- _Given instruction_
Gather all lines with the word "dSTEC" in them.

- _Records provided_
============
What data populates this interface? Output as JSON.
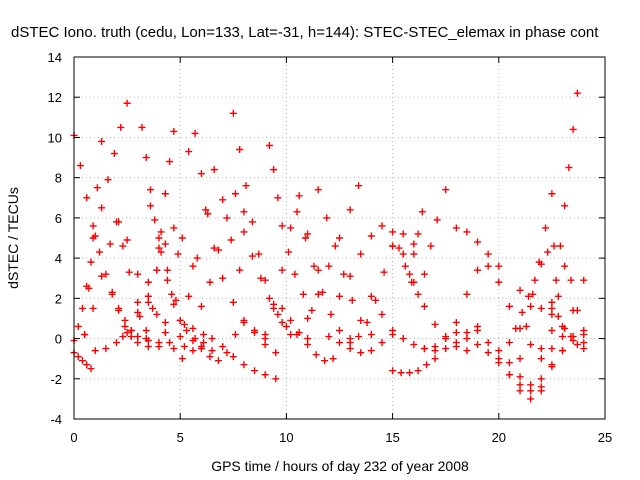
{
  "chart_data": {
    "type": "scatter",
    "title": "dSTEC Iono. truth (cedu, Lon=133, Lat=-31, h=144): STEC-STEC_elemax in phase cont",
    "xlabel": "GPS time / hours of day 232 of year 2008",
    "ylabel": "dSTEC  / TECUs",
    "xlim": [
      0,
      25
    ],
    "ylim": [
      -4,
      14
    ],
    "xticks": [
      0,
      5,
      10,
      15,
      20,
      25
    ],
    "yticks": [
      -4,
      -2,
      0,
      2,
      4,
      6,
      8,
      10,
      12,
      14
    ],
    "grid": true,
    "marker": "+",
    "color": "#ff0000",
    "series": [
      {
        "x": [
          0.0,
          0.2,
          0.4,
          0.6,
          0.8,
          1.0,
          1.3,
          1.6,
          1.9,
          2.2,
          2.5
        ],
        "y": [
          -0.1,
          0.6,
          1.5,
          2.6,
          3.8,
          5.1,
          6.5,
          7.9,
          9.2,
          10.5,
          11.7
        ]
      },
      {
        "x": [
          0.0,
          0.3,
          0.6,
          0.9,
          1.2,
          1.5,
          1.8,
          2.1,
          2.4,
          2.7,
          3.0,
          3.4
        ],
        "y": [
          10.1,
          8.6,
          7.0,
          5.6,
          4.3,
          3.2,
          2.3,
          1.5,
          0.9,
          0.4,
          0.1,
          0.0
        ]
      },
      {
        "x": [
          0.0,
          0.2,
          0.4,
          0.6,
          0.8
        ],
        "y": [
          -0.7,
          -0.9,
          -1.1,
          -1.3,
          -1.5
        ]
      },
      {
        "x": [
          0.5,
          0.7,
          0.9,
          1.1,
          1.3
        ],
        "y": [
          0.2,
          2.5,
          5.0,
          7.5,
          9.8
        ]
      },
      {
        "x": [
          0.5,
          0.9,
          1.3,
          1.7,
          2.1,
          2.5,
          3.0,
          3.5
        ],
        "y": [
          0.2,
          1.5,
          3.1,
          4.7,
          5.8,
          4.9,
          3.2,
          1.8
        ]
      },
      {
        "x": [
          1.0,
          1.5,
          2.0,
          2.5,
          3.0,
          3.5,
          4.0
        ],
        "y": [
          -0.6,
          -0.5,
          -0.2,
          0.3,
          1.3,
          2.8,
          4.5
        ]
      },
      {
        "x": [
          1.8,
          2.1,
          2.4,
          2.7,
          3.0,
          3.5,
          4.0,
          4.5,
          5.0
        ],
        "y": [
          2.2,
          1.4,
          0.6,
          0.1,
          -0.2,
          -0.4,
          -0.4,
          -0.2,
          0.1
        ]
      },
      {
        "x": [
          2.0,
          2.3,
          2.6,
          3.0,
          3.4
        ],
        "y": [
          5.8,
          4.6,
          3.3,
          1.8,
          0.4
        ]
      },
      {
        "x": [
          3.2,
          3.4,
          3.6,
          3.8,
          4.1,
          4.4,
          4.7,
          5.0,
          5.3,
          5.7,
          6.1
        ],
        "y": [
          10.5,
          9.0,
          7.4,
          5.9,
          4.3,
          2.9,
          1.7,
          0.9,
          0.4,
          0.0,
          -0.2
        ]
      },
      {
        "x": [
          2.3,
          2.7,
          3.1,
          3.5,
          3.9,
          4.3,
          4.7,
          5.1,
          5.6
        ],
        "y": [
          0.1,
          0.4,
          1.1,
          2.1,
          3.4,
          4.7,
          5.5,
          5.0,
          3.6
        ]
      },
      {
        "x": [
          3.5,
          3.7,
          3.9,
          4.1,
          4.3,
          4.5,
          4.7
        ],
        "y": [
          -0.1,
          1.5,
          3.4,
          5.3,
          7.2,
          8.8,
          10.3
        ]
      },
      {
        "x": [
          3.5,
          3.9,
          4.3,
          4.7,
          5.1,
          5.6,
          6.1
        ],
        "y": [
          2.1,
          1.2,
          0.3,
          -0.5,
          -1.0,
          -0.6,
          0.2
        ]
      },
      {
        "x": [
          3.6,
          4.0,
          4.4,
          4.8,
          5.2,
          5.6,
          6.0,
          6.5
        ],
        "y": [
          6.6,
          5.0,
          3.4,
          1.9,
          0.7,
          -0.1,
          -0.5,
          -0.6
        ]
      },
      {
        "x": [
          4.0,
          4.3,
          4.6,
          4.9
        ],
        "y": [
          -0.2,
          0.8,
          2.2,
          4.2
        ]
      },
      {
        "x": [
          5.0,
          5.4,
          5.8,
          6.2,
          6.6,
          7.0,
          7.4,
          7.8
        ],
        "y": [
          0.9,
          2.1,
          4.0,
          6.4,
          8.4,
          6.9,
          4.9,
          3.4
        ]
      },
      {
        "x": [
          5.4,
          5.7,
          6.0,
          6.3,
          6.6,
          7.0,
          7.5,
          8.0,
          8.5,
          9.0
        ],
        "y": [
          9.3,
          10.2,
          8.2,
          6.2,
          4.5,
          3.0,
          1.8,
          0.9,
          0.3,
          0.0
        ]
      },
      {
        "x": [
          5.2,
          5.6,
          6.0,
          6.4,
          6.8,
          7.2,
          7.6,
          8.0
        ],
        "y": [
          -0.4,
          0.5,
          1.6,
          2.8,
          4.4,
          6.0,
          7.2,
          6.3
        ]
      },
      {
        "x": [
          6.0,
          6.4,
          6.8,
          7.2,
          7.6,
          8.0,
          8.5,
          9.0,
          9.5
        ],
        "y": [
          -0.4,
          -0.9,
          -1.1,
          -0.7,
          0.2,
          0.8,
          0.4,
          -0.3,
          -0.7
        ]
      },
      {
        "x": [
          7.5,
          7.8,
          8.1,
          8.4,
          8.7,
          9.0,
          9.4,
          9.8,
          10.2
        ],
        "y": [
          11.2,
          9.4,
          7.6,
          5.8,
          4.2,
          2.9,
          1.7,
          0.8,
          0.2
        ]
      },
      {
        "x": [
          6.5,
          7.0,
          7.5,
          8.0,
          8.5,
          9.0,
          9.5
        ],
        "y": [
          0.0,
          -0.4,
          -0.9,
          -1.3,
          -1.6,
          -1.8,
          -2.0
        ]
      },
      {
        "x": [
          8.0,
          8.4,
          8.8,
          9.2,
          9.6,
          10.0,
          10.5,
          11.0
        ],
        "y": [
          5.3,
          4.1,
          3.0,
          2.0,
          1.2,
          0.6,
          0.2,
          0.0
        ]
      },
      {
        "x": [
          9.2,
          9.4,
          9.6,
          9.8,
          10.1,
          10.4,
          10.8,
          11.2
        ],
        "y": [
          9.6,
          8.4,
          7.0,
          5.6,
          4.3,
          3.2,
          2.2,
          1.4
        ]
      },
      {
        "x": [
          9.0,
          9.4,
          9.8,
          10.2,
          10.6,
          11.0,
          11.5
        ],
        "y": [
          0.2,
          1.5,
          3.4,
          5.5,
          7.1,
          5.2,
          3.4
        ]
      },
      {
        "x": [
          9.8,
          10.2,
          10.6,
          11.0,
          11.4,
          11.8,
          12.2
        ],
        "y": [
          1.5,
          0.9,
          0.3,
          -0.3,
          -0.8,
          -1.1,
          -1.0
        ]
      },
      {
        "x": [
          10.5,
          10.9,
          11.3,
          11.7,
          12.1,
          12.5,
          13.0
        ],
        "y": [
          6.3,
          5.0,
          3.6,
          2.3,
          1.2,
          0.4,
          0.0
        ]
      },
      {
        "x": [
          11.0,
          11.5,
          12.0,
          12.5,
          13.0,
          13.4
        ],
        "y": [
          1.0,
          2.2,
          3.6,
          5.0,
          6.4,
          7.6
        ]
      },
      {
        "x": [
          11.5,
          11.9,
          12.3,
          12.7,
          13.1,
          13.5,
          14.0
        ],
        "y": [
          7.4,
          6.0,
          4.6,
          3.2,
          1.9,
          0.9,
          0.2
        ]
      },
      {
        "x": [
          12.0,
          12.5,
          13.0,
          13.5,
          14.0,
          14.5,
          15.0
        ],
        "y": [
          0.1,
          -0.2,
          -0.5,
          -0.7,
          -0.6,
          -0.2,
          0.2
        ]
      },
      {
        "x": [
          12.5,
          13.0,
          13.5,
          14.0,
          14.5,
          15.0
        ],
        "y": [
          2.1,
          3.1,
          4.2,
          5.1,
          5.6,
          4.6
        ]
      },
      {
        "x": [
          13.0,
          13.4,
          13.8,
          14.2,
          14.6,
          15.0,
          15.5,
          16.0
        ],
        "y": [
          -0.2,
          0.1,
          0.8,
          1.9,
          3.3,
          4.6,
          5.2,
          4.7
        ]
      },
      {
        "x": [
          14.0,
          14.5,
          15.0,
          15.5,
          16.0,
          16.5,
          17.0
        ],
        "y": [
          2.1,
          1.2,
          0.4,
          0.0,
          -0.3,
          -0.5,
          -0.4
        ]
      },
      {
        "x": [
          15.0,
          15.3,
          15.6,
          15.9,
          16.2,
          16.5,
          16.8,
          17.1,
          17.5
        ],
        "y": [
          5.3,
          4.5,
          3.6,
          2.8,
          2.2,
          3.2,
          4.6,
          5.9,
          7.4
        ]
      },
      {
        "x": [
          15.0,
          15.4,
          15.8,
          16.2,
          16.6,
          17.0
        ],
        "y": [
          -1.6,
          -1.7,
          -1.7,
          -1.6,
          -1.3,
          -1.0
        ]
      },
      {
        "x": [
          15.5,
          16.0,
          16.5,
          17.0,
          17.5,
          18.0,
          18.5
        ],
        "y": [
          4.2,
          2.8,
          1.6,
          0.7,
          0.1,
          -0.4,
          -0.6
        ]
      },
      {
        "x": [
          15.8,
          16.0,
          16.2,
          16.4
        ],
        "y": [
          3.2,
          4.2,
          5.2,
          6.3
        ]
      },
      {
        "x": [
          16.5,
          17.0,
          17.5,
          18.0,
          18.5,
          19.0
        ],
        "y": [
          -0.5,
          -0.6,
          -0.5,
          -0.2,
          0.3,
          0.6
        ]
      },
      {
        "x": [
          17.5,
          18.0,
          18.5,
          19.0,
          19.5,
          20.0,
          20.5,
          21.0,
          21.5,
          22.0
        ],
        "y": [
          0.0,
          0.8,
          2.2,
          3.4,
          3.6,
          2.8,
          1.6,
          0.5,
          -0.3,
          -0.5
        ]
      },
      {
        "x": [
          18.0,
          18.5,
          19.0,
          19.5,
          20.0
        ],
        "y": [
          5.5,
          5.3,
          4.8,
          4.2,
          3.6
        ]
      },
      {
        "x": [
          18.0,
          18.5,
          19.0,
          19.5,
          20.0,
          20.5,
          21.0,
          21.5,
          22.0
        ],
        "y": [
          0.3,
          0.0,
          -0.3,
          -0.7,
          -1.2,
          -1.8,
          -2.3,
          -2.6,
          -2.6
        ]
      },
      {
        "x": [
          19.0,
          19.5,
          20.0,
          20.5,
          21.0,
          21.5,
          22.0,
          22.5,
          23.0
        ],
        "y": [
          0.4,
          -0.2,
          -1.0,
          -1.8,
          -2.6,
          -3.0,
          -2.4,
          -1.4,
          -0.6
        ]
      },
      {
        "x": [
          20.5,
          20.8,
          21.1,
          21.4,
          21.7,
          22.0,
          22.3,
          22.6
        ],
        "y": [
          -0.2,
          0.5,
          1.3,
          2.1,
          2.9,
          3.7,
          4.3,
          4.6
        ]
      },
      {
        "x": [
          20.0,
          20.5,
          21.0,
          21.5,
          22.0,
          22.5,
          23.0,
          23.5,
          24.0
        ],
        "y": [
          -0.6,
          -1.2,
          -1.9,
          -2.3,
          -2.0,
          -1.3,
          -0.6,
          -0.1,
          0.2
        ]
      },
      {
        "x": [
          21.0,
          21.3,
          21.6,
          21.9,
          22.2,
          22.5
        ],
        "y": [
          -1.0,
          0.6,
          2.2,
          3.8,
          5.5,
          7.2
        ]
      },
      {
        "x": [
          21.0,
          21.5,
          22.0,
          22.5,
          23.0,
          23.5,
          24.0
        ],
        "y": [
          2.4,
          1.6,
          1.5,
          1.2,
          0.6,
          0.1,
          -0.2
        ]
      },
      {
        "x": [
          22.0,
          22.5,
          23.0,
          23.5,
          24.0
        ],
        "y": [
          -1.0,
          -0.5,
          0.1,
          1.4,
          2.9
        ]
      },
      {
        "x": [
          22.5,
          22.8,
          23.1,
          23.4,
          23.7,
          24.0
        ],
        "y": [
          0.4,
          2.1,
          3.6,
          2.9,
          1.4,
          0.4
        ]
      },
      {
        "x": [
          22.5,
          22.8,
          23.1,
          23.4,
          23.7,
          24.0
        ],
        "y": [
          1.8,
          1.1,
          0.5,
          0.1,
          -0.3,
          -0.5
        ]
      },
      {
        "x": [
          22.5,
          22.7,
          22.9,
          23.1,
          23.3,
          23.5,
          23.7
        ],
        "y": [
          1.5,
          2.9,
          4.6,
          6.6,
          8.5,
          10.4,
          12.2
        ]
      }
    ]
  }
}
============
- _Written reply_
    "title": "dSTEC Iono. truth (cedu, Lon=133, Lat=-31, h=144): STEC-STEC_elemax in phase cont",
    "ylabel": "dSTEC  / TECUs",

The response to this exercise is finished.